:: WRITTEN REQUEST ::
Below are some records; reproduce every one of them exactly.

:: DATA SUPPLIED ::
::::
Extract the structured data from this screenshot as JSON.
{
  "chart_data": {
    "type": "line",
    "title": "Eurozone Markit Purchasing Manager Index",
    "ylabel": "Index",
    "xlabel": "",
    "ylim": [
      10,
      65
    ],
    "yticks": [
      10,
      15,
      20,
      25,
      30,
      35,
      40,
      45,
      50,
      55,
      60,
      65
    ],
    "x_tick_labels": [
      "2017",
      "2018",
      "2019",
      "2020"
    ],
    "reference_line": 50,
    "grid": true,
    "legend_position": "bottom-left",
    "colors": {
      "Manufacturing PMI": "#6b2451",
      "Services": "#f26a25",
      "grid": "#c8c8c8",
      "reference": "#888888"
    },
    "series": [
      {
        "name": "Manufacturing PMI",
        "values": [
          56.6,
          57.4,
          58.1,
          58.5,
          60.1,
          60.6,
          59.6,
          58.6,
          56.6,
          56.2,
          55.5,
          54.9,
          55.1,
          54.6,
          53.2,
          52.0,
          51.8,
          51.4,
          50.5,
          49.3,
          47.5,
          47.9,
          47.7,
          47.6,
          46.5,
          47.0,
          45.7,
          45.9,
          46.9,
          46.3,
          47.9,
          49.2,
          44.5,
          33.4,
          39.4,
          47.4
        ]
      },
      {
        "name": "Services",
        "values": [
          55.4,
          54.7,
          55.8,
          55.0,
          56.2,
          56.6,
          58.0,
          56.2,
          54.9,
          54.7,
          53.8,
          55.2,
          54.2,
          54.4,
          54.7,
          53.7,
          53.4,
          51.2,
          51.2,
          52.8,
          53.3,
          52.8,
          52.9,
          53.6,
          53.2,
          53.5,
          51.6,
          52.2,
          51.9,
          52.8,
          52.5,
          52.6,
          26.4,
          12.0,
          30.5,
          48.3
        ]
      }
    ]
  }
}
::::
:: OUTPUT OF THE EXERCISE ::
Extract the structured data from this screenshot as JSON.
{
  "chart_data": {
    "type": "line",
    "title": "Eurozone Markit Purchasing Manager Index",
    "ylabel": "Index",
    "xlabel": "",
    "ylim": [
      10,
      65
    ],
    "yticks": [
      10,
      15,
      20,
      25,
      30,
      35,
      40,
      45,
      50,
      55,
      60,
      65
    ],
    "x_tick_labels": [
      "2017",
      "2018",
      "2019",
      "2020"
    ],
    "reference_line": 50,
    "grid": true,
    "legend_position": "bottom-left",
    "colors": {
      "Manufacturing PMI": "#6b2451",
      "Services": "#f26a25",
      "grid": "#c8c8c8",
      "reference": "#888888"
    },
    "series": [
      {
        "name": "Manufacturing PMI",
        "values": [
          56.6,
          57.4,
          58.1,
          58.5,
          60.1,
          60.6,
          59.6,
          58.6,
          56.6,
          56.2,
          55.5,
          54.9,
          55.1,
          54.6,
          53.2,
          52.0,
          51.8,
          51.4,
          50.5,
          49.3,
          47.5,
          47.9,
          47.7,
          47.6,
          46.5,
          47.0,
          45.7,
          45.9,
          46.9,
          46.3,
          47.9,
          49.2,
          44.5,
          33.4,
          39.4,
          47.4
        ]
      },
      {
        "name": "Services",
        "values": [
          55.4,
          54.7,
          55.8,
          55.0,
          56.2,
          56.6,
          58.0,
          56.2,
          54.9,
          54.7,
          53.8,
          55.2,
          54.2,
          54.4,
          54.7,
          53.7,
          53.4,
          51.2,
          51.2,
          52.8,
          53.3,
          52.8,
          52.9,
          53.6,
          53.2,
          53.5,
          51.6,
          52.2,
          51.9,
          52.8,
          52.5,
          52.6,
          26.4,
          12.0,
          30.5,
          48.3
        ]
      }
    ]
  }
}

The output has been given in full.